# [Aim of the task]
Pull out each line of the records holding the string "title".
--- Begin Material for the task ---
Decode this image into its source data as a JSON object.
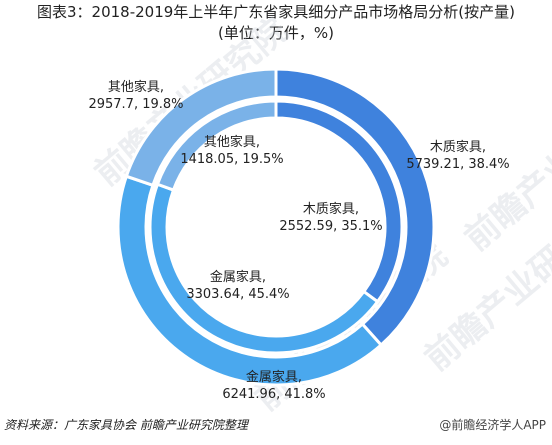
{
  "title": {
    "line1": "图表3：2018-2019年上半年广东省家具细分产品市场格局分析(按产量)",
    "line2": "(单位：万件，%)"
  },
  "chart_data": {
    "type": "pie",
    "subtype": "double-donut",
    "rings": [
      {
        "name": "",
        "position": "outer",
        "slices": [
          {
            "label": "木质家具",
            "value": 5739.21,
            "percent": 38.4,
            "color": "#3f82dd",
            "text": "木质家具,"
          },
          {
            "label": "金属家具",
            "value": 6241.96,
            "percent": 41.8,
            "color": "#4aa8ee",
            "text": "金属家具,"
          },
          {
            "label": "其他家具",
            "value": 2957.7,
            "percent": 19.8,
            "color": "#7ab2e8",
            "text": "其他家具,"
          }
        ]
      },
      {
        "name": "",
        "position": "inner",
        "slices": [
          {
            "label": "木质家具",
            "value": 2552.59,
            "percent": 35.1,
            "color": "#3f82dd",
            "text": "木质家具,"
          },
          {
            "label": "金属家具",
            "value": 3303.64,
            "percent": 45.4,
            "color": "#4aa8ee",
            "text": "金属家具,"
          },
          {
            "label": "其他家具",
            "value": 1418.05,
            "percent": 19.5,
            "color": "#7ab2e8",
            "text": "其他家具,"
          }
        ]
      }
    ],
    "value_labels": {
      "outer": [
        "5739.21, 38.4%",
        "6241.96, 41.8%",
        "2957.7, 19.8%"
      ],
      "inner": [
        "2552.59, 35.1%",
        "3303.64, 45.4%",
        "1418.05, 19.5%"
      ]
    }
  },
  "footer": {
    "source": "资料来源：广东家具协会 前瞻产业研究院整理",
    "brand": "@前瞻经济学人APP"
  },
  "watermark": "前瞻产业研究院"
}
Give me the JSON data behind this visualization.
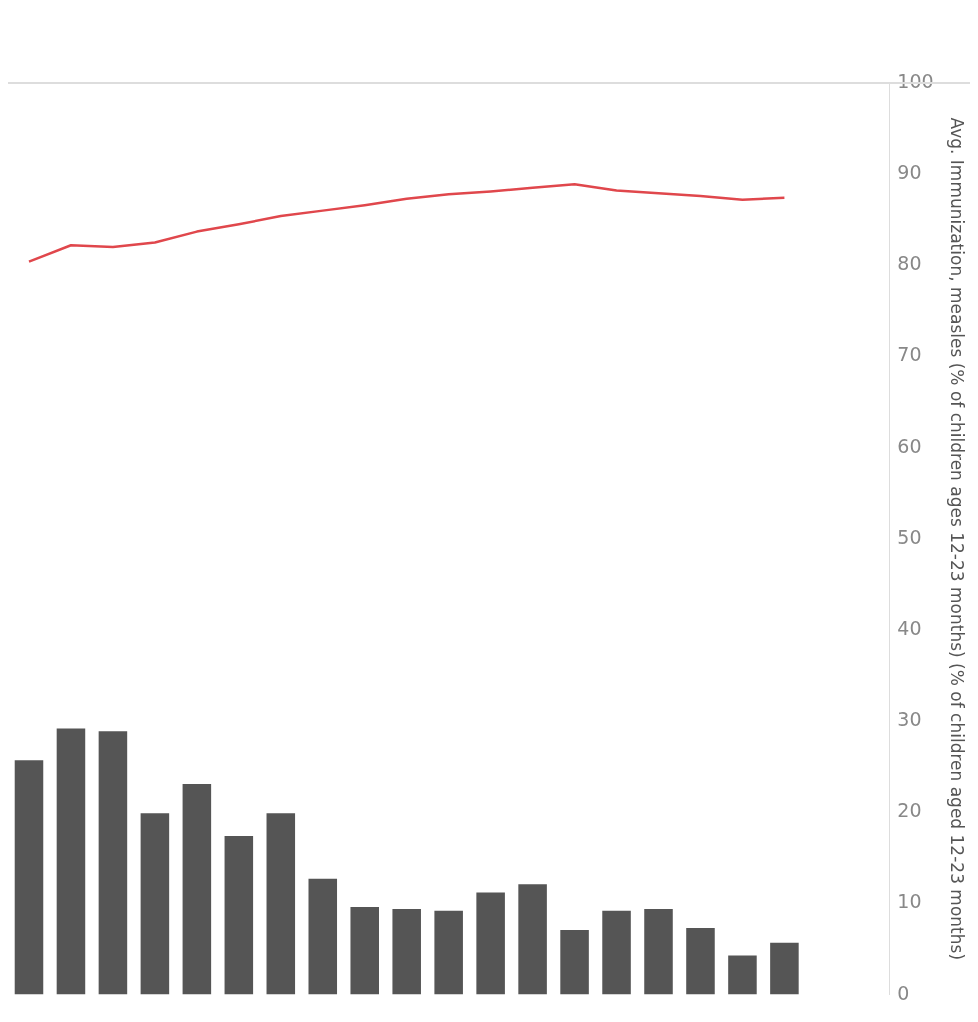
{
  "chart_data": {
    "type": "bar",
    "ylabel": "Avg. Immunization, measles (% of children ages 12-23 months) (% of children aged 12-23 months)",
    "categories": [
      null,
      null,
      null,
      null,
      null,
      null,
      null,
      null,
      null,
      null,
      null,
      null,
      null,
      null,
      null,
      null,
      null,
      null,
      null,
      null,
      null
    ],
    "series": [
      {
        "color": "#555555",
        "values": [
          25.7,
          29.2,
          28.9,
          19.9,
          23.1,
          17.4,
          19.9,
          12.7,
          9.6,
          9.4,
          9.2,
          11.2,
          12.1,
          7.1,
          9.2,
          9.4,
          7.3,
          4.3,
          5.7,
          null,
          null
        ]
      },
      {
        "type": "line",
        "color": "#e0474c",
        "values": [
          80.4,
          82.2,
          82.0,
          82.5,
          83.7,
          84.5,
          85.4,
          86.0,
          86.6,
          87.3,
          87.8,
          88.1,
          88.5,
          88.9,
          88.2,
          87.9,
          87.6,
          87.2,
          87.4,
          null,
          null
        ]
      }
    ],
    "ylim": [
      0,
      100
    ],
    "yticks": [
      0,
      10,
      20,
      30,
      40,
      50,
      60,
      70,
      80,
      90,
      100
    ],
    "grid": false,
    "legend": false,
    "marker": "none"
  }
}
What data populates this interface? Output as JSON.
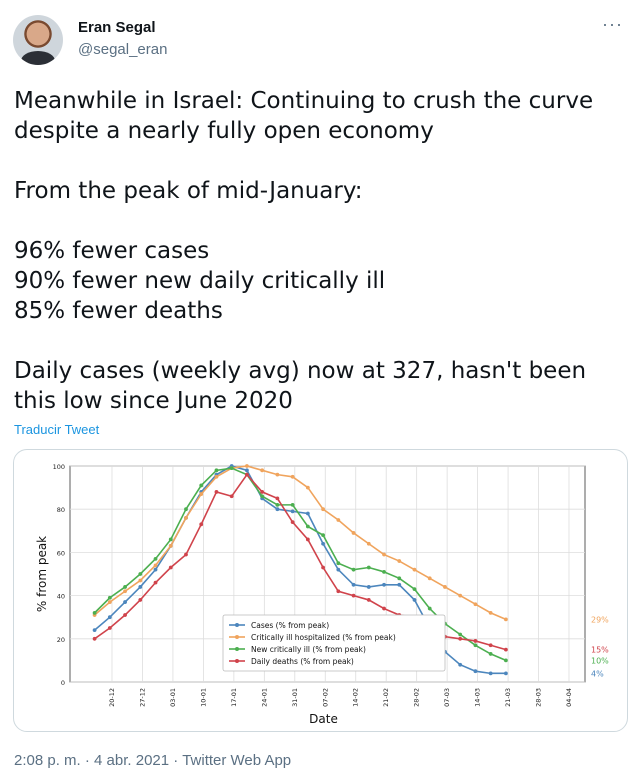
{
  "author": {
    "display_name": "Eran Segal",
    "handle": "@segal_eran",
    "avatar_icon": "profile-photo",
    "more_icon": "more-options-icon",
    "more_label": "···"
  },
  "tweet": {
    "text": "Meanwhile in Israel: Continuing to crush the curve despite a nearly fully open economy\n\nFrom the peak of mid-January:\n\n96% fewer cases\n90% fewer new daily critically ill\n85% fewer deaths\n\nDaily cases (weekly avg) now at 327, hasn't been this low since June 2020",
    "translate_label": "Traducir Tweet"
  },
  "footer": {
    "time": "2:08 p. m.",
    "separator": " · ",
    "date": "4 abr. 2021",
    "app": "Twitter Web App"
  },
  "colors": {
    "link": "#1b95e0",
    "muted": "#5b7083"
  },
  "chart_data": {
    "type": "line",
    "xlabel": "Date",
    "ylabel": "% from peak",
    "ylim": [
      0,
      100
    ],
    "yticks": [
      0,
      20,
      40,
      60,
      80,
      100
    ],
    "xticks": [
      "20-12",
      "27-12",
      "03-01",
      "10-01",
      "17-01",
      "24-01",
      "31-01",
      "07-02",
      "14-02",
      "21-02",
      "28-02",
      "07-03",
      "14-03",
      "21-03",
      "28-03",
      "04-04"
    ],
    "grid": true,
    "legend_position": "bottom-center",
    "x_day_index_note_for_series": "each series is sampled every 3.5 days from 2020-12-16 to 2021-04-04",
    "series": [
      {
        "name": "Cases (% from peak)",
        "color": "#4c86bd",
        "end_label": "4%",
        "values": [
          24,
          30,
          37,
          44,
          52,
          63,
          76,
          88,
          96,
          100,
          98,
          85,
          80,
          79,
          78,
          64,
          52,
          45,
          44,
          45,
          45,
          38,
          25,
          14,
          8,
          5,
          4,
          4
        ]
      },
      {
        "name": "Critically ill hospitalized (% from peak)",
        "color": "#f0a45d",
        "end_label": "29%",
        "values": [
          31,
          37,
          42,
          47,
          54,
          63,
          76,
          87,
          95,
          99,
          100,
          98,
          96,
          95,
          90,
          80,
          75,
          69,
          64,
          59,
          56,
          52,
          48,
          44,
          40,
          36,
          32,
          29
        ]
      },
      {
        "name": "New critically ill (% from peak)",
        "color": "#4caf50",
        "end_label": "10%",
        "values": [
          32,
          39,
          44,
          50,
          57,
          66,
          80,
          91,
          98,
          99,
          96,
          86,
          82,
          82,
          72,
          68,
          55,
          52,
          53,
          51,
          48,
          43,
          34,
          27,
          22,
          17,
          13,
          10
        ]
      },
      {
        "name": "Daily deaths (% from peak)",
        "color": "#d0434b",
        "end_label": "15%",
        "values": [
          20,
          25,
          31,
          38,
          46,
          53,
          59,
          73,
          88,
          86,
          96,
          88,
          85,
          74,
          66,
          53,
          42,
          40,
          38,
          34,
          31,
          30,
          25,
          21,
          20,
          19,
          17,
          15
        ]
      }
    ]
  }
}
--- End Material for the task ---
--- Begin Material for the task ---
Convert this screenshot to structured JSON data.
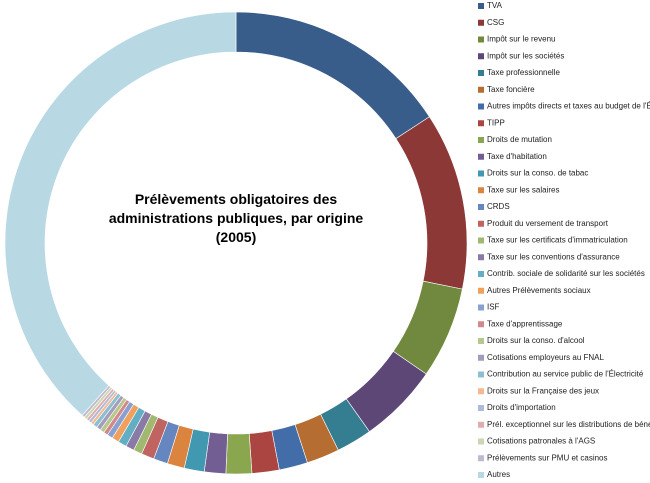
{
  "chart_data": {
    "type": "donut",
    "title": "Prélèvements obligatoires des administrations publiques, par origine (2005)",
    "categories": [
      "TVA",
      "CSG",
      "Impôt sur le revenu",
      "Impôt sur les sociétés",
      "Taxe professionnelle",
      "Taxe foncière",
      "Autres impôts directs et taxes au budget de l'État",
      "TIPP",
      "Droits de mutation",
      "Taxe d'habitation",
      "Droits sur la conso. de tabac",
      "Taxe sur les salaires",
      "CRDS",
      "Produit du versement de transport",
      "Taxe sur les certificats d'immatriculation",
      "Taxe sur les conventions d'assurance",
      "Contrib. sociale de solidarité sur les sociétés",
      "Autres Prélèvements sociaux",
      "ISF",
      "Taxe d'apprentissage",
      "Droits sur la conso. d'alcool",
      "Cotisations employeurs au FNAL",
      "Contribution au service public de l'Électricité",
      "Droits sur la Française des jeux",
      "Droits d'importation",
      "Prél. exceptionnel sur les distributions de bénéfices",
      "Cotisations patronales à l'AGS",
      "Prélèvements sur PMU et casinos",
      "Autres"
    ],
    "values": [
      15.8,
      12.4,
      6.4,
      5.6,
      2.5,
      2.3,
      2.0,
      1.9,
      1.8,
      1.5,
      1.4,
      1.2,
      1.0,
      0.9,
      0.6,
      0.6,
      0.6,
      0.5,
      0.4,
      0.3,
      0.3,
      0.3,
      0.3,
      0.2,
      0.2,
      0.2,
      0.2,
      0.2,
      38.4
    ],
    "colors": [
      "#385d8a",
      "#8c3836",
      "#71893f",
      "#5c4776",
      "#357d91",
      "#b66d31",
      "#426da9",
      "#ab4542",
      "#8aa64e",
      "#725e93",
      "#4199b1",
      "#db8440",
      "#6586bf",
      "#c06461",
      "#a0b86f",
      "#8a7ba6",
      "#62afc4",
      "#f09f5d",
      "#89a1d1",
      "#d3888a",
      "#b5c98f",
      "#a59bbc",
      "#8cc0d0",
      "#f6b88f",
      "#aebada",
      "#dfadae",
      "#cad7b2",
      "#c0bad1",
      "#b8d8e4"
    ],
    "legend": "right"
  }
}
--- End Material for the task ---
# [The response]
  "title": {
    "title": "Prélèvements obligatoires des administrations publiques, par origine (2005)",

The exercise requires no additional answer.